Task requirements =>
Reproduce every entry exactly.

Data entries:
--- start ---

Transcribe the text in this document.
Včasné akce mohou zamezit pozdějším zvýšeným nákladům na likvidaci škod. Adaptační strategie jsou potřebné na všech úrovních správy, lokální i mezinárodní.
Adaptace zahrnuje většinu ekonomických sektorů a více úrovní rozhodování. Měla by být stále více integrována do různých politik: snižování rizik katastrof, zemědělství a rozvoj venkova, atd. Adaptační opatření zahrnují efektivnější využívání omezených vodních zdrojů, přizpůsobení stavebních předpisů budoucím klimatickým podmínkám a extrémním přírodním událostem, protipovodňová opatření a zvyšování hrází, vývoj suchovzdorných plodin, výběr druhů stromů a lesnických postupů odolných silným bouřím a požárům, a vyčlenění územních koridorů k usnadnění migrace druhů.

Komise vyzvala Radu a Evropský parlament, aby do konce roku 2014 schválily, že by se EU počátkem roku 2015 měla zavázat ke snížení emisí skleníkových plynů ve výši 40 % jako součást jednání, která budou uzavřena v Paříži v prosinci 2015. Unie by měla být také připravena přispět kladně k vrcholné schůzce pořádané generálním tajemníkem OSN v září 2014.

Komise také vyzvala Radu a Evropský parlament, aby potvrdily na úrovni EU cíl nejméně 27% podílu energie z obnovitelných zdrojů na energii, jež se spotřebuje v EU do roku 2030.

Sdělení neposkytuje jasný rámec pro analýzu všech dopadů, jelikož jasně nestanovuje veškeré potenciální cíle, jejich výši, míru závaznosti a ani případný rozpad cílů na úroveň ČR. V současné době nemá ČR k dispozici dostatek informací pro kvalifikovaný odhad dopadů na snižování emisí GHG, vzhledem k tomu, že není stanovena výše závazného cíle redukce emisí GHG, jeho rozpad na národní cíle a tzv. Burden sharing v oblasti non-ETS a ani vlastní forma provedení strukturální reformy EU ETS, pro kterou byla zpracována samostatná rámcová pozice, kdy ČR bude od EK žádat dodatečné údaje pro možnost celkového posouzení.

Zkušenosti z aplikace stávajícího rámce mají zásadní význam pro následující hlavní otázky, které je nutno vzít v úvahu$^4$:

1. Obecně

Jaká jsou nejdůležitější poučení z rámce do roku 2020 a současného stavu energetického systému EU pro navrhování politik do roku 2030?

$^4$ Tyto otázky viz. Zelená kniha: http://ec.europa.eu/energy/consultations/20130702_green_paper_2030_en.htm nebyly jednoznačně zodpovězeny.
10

--- end ---

Solution for this exercise =>
Transcribe the text in this document.
Včasné akce mohou zamezit pozdějším zvýšeným nákladům na likvidaci škod. Adaptační strategie jsou potřebné na všech úrovních správy, lokální i mezinárodní.
Adaptace zahrnuje většinu ekonomických sektorů a více úrovní rozhodování. Měla by být stále více integrována do různých politik: snižování rizik katastrof, zemědělství a rozvoj venkova, atd. Adaptační opatření zahrnují efektivnější využívání omezených vodních zdrojů, přizpůsobení stavebních předpisů budoucím klimatickým podmínkám a extrémním přírodním událostem, protipovodňová opatření a zvyšování hrází, vývoj suchovzdorných plodin, výběr druhů stromů a lesnických postupů odolných silným bouřím a požárům, a vyčlenění územních koridorů k usnadnění migrace druhů.

Komise vyzvala Radu a Evropský parlament, aby do konce roku 2014 schválily, že by se EU počátkem roku 2015 měla zavázat ke snížení emisí skleníkových plynů ve výši 40 % jako součást jednání, která budou uzavřena v Paříži v prosinci 2015. Unie by měla být také připravena přispět kladně k vrcholné schůzce pořádané generálním tajemníkem OSN v září 2014.

Komise také vyzvala Radu a Evropský parlament, aby potvrdily na úrovni EU cíl nejméně 27% podílu energie z obnovitelných zdrojů na energii, jež se spotřebuje v EU do roku 2030.

Sdělení neposkytuje jasný rámec pro analýzu všech dopadů, jelikož jasně nestanovuje veškeré potenciální cíle, jejich výši, míru závaznosti a ani případný rozpad cílů na úroveň ČR. V současné době nemá ČR k dispozici dostatek informací pro kvalifikovaný odhad dopadů na snižování emisí GHG, vzhledem k tomu, že není stanovena výše závazného cíle redukce emisí GHG, jeho rozpad na národní cíle a tzv. Burden sharing v oblasti non-ETS a ani vlastní forma provedení strukturální reformy EU ETS, pro kterou byla zpracována samostatná rámcová pozice, kdy ČR bude od EK žádat dodatečné údaje pro možnost celkového posouzení.

Zkušenosti z aplikace stávajícího rámce mají zásadní význam pro následující hlavní otázky, které je nutno vzít v úvahu$^4$:

1. Obecně

Jaká jsou nejdůležitější poučení z rámce do roku 2020 a současného stavu energetického systému EU pro navrhování politik do roku 2030?

$^4$ Tyto otázky viz. Zelená kniha: http://ec.europa.eu/energy/consultations/20130702_green_paper_2030_en.htm nebyly jednoznačně zodpovězeny.
10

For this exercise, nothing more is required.